**Dataset items:**
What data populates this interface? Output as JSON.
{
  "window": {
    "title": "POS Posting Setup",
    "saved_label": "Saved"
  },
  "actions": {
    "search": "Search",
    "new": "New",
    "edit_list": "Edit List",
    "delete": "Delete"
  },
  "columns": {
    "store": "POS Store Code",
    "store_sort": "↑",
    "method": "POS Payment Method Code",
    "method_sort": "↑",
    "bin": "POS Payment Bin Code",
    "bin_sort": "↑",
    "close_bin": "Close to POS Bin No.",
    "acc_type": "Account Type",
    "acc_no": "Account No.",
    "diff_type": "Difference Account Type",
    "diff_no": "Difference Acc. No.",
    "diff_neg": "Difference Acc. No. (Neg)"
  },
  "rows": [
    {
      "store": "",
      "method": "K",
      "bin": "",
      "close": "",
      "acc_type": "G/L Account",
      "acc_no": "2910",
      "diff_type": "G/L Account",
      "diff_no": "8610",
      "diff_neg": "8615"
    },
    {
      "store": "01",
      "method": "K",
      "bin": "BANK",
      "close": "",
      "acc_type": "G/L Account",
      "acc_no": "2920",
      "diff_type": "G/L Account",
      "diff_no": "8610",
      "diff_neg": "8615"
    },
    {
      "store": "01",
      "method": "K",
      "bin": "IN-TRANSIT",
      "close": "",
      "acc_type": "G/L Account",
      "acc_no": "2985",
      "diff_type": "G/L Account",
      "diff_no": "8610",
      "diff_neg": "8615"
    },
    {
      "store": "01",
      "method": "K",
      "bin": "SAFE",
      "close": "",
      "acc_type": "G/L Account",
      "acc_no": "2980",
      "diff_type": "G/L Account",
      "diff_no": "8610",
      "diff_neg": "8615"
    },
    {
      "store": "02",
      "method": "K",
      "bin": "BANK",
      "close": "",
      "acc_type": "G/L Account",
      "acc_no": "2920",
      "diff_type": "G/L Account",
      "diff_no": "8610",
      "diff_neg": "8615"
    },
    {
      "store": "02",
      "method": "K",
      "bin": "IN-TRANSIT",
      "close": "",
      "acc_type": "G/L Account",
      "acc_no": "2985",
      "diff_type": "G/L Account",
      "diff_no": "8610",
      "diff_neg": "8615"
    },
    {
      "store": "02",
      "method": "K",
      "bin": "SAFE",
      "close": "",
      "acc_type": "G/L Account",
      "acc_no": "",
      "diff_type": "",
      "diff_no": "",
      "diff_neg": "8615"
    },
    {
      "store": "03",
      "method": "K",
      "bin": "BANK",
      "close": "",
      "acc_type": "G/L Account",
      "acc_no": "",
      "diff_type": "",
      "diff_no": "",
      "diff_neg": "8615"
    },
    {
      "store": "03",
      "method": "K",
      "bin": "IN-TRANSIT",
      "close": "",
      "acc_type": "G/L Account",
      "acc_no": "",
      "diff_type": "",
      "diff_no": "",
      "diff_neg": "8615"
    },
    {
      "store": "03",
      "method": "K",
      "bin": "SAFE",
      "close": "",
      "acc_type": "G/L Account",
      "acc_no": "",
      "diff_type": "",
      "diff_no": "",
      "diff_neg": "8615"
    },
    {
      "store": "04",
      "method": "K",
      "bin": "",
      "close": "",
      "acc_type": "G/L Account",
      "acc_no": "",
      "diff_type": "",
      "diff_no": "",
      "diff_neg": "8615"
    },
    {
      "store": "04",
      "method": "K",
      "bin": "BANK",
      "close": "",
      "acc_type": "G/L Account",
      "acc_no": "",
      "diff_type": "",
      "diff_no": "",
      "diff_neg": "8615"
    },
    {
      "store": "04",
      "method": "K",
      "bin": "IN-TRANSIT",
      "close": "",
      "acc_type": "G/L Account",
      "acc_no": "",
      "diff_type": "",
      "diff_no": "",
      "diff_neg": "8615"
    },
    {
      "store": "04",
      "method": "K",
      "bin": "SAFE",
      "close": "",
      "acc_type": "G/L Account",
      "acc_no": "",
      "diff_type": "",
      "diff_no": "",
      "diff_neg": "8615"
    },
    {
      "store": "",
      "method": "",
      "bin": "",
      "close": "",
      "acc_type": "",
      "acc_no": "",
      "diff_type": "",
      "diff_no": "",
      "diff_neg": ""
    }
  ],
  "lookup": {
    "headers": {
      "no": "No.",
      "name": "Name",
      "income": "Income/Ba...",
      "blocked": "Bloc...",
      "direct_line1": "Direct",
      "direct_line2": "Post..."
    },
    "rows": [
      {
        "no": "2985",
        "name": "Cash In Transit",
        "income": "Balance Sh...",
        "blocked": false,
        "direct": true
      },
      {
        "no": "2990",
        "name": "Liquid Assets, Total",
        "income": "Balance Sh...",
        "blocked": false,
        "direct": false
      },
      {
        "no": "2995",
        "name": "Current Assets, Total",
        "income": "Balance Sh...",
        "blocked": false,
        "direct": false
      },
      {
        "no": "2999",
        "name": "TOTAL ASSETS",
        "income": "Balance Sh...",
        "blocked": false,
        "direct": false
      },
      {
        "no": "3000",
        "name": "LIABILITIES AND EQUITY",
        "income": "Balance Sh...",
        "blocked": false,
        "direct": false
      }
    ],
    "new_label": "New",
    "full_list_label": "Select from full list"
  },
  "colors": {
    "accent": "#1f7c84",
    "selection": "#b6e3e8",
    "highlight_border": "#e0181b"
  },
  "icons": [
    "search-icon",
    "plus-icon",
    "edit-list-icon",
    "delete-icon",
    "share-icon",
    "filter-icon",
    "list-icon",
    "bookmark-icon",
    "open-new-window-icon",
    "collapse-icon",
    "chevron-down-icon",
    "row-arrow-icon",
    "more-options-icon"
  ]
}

**Work required:**
Write out every line exactly as it stands.

**Full solution:**
What data populates this interface? Output as JSON.
{
  "window": {
    "title": "POS Posting Setup",
    "saved_label": "Saved"
  },
  "actions": {
    "search": "Search",
    "new": "New",
    "edit_list": "Edit List",
    "delete": "Delete"
  },
  "columns": {
    "store": "POS Store Code",
    "store_sort": "↑",
    "method": "POS Payment Method Code",
    "method_sort": "↑",
    "bin": "POS Payment Bin Code",
    "bin_sort": "↑",
    "close_bin": "Close to POS Bin No.",
    "acc_type": "Account Type",
    "acc_no": "Account No.",
    "diff_type": "Difference Account Type",
    "diff_no": "Difference Acc. No.",
    "diff_neg": "Difference Acc. No. (Neg)"
  },
  "rows": [
    {
      "store": "",
      "method": "K",
      "bin": "",
      "close": "",
      "acc_type": "G/L Account",
      "acc_no": "2910",
      "diff_type": "G/L Account",
      "diff_no": "8610",
      "diff_neg": "8615"
    },
    {
      "store": "01",
      "method": "K",
      "bin": "BANK",
      "close": "",
      "acc_type": "G/L Account",
      "acc_no": "2920",
      "diff_type": "G/L Account",
      "diff_no": "8610",
      "diff_neg": "8615"
    },
    {
      "store": "01",
      "method": "K",
      "bin": "IN-TRANSIT",
      "close": "",
      "acc_type": "G/L Account",
      "acc_no": "2985",
      "diff_type": "G/L Account",
      "diff_no": "8610",
      "diff_neg": "8615"
    },
    {
      "store": "01",
      "method": "K",
      "bin": "SAFE",
      "close": "",
      "acc_type": "G/L Account",
      "acc_no": "2980",
      "diff_type": "G/L Account",
      "diff_no": "8610",
      "diff_neg": "8615"
    },
    {
      "store": "02",
      "method": "K",
      "bin": "BANK",
      "close": "",
      "acc_type": "G/L Account",
      "acc_no": "2920",
      "diff_type": "G/L Account",
      "diff_no": "8610",
      "diff_neg": "8615"
    },
    {
      "store": "02",
      "method": "K",
      "bin": "IN-TRANSIT",
      "close": "",
      "acc_type": "G/L Account",
      "acc_no": "2985",
      "diff_type": "G/L Account",
      "diff_no": "8610",
      "diff_neg": "8615"
    },
    {
      "store": "02",
      "method": "K",
      "bin": "SAFE",
      "close": "",
      "acc_type": "G/L Account",
      "acc_no": "",
      "diff_type": "",
      "diff_no": "",
      "diff_neg": "8615"
    },
    {
      "store": "03",
      "method": "K",
      "bin": "BANK",
      "close": "",
      "acc_type": "G/L Account",
      "acc_no": "",
      "diff_type": "",
      "diff_no": "",
      "diff_neg": "8615"
    },
    {
      "store": "03",
      "method": "K",
      "bin": "IN-TRANSIT",
      "close": "",
      "acc_type": "G/L Account",
      "acc_no": "",
      "diff_type": "",
      "diff_no": "",
      "diff_neg": "8615"
    },
    {
      "store": "03",
      "method": "K",
      "bin": "SAFE",
      "close": "",
      "acc_type": "G/L Account",
      "acc_no": "",
      "diff_type": "",
      "diff_no": "",
      "diff_neg": "8615"
    },
    {
      "store": "04",
      "method": "K",
      "bin": "",
      "close": "",
      "acc_type": "G/L Account",
      "acc_no": "",
      "diff_type": "",
      "diff_no": "",
      "diff_neg": "8615"
    },
    {
      "store": "04",
      "method": "K",
      "bin": "BANK",
      "close": "",
      "acc_type": "G/L Account",
      "acc_no": "",
      "diff_type": "",
      "diff_no": "",
      "diff_neg": "8615"
    },
    {
      "store": "04",
      "method": "K",
      "bin": "IN-TRANSIT",
      "close": "",
      "acc_type": "G/L Account",
      "acc_no": "",
      "diff_type": "",
      "diff_no": "",
      "diff_neg": "8615"
    },
    {
      "store": "04",
      "method": "K",
      "bin": "SAFE",
      "close": "",
      "acc_type": "G/L Account",
      "acc_no": "",
      "diff_type": "",
      "diff_no": "",
      "diff_neg": "8615"
    },
    {
      "store": "",
      "method": "",
      "bin": "",
      "close": "",
      "acc_type": "",
      "acc_no": "",
      "diff_type": "",
      "diff_no": "",
      "diff_neg": ""
    }
  ],
  "lookup": {
    "headers": {
      "no": "No.",
      "name": "Name",
      "income": "Income/Ba...",
      "blocked": "Bloc...",
      "direct_line1": "Direct",
      "direct_line2": "Post..."
    },
    "rows": [
      {
        "no": "2985",
        "name": "Cash In Transit",
        "income": "Balance Sh...",
        "blocked": false,
        "direct": true
      },
      {
        "no": "2990",
        "name": "Liquid Assets, Total",
        "income": "Balance Sh...",
        "blocked": false,
        "direct": false
      },
      {
        "no": "2995",
        "name": "Current Assets, Total",
        "income": "Balance Sh...",
        "blocked": false,
        "direct": false
      },
      {
        "no": "2999",
        "name": "TOTAL ASSETS",
        "income": "Balance Sh...",
        "blocked": false,
        "direct": false
      },
      {
        "no": "3000",
        "name": "LIABILITIES AND EQUITY",
        "income": "Balance Sh...",
        "blocked": false,
        "direct": false
      }
    ],
    "new_label": "New",
    "full_list_label": "Select from full list"
  },
  "colors": {
    "accent": "#1f7c84",
    "selection": "#b6e3e8",
    "highlight_border": "#e0181b"
  },
  "icons": [
    "search-icon",
    "plus-icon",
    "edit-list-icon",
    "delete-icon",
    "share-icon",
    "filter-icon",
    "list-icon",
    "bookmark-icon",
    "open-new-window-icon",
    "collapse-icon",
    "chevron-down-icon",
    "row-arrow-icon",
    "more-options-icon"
  ]
}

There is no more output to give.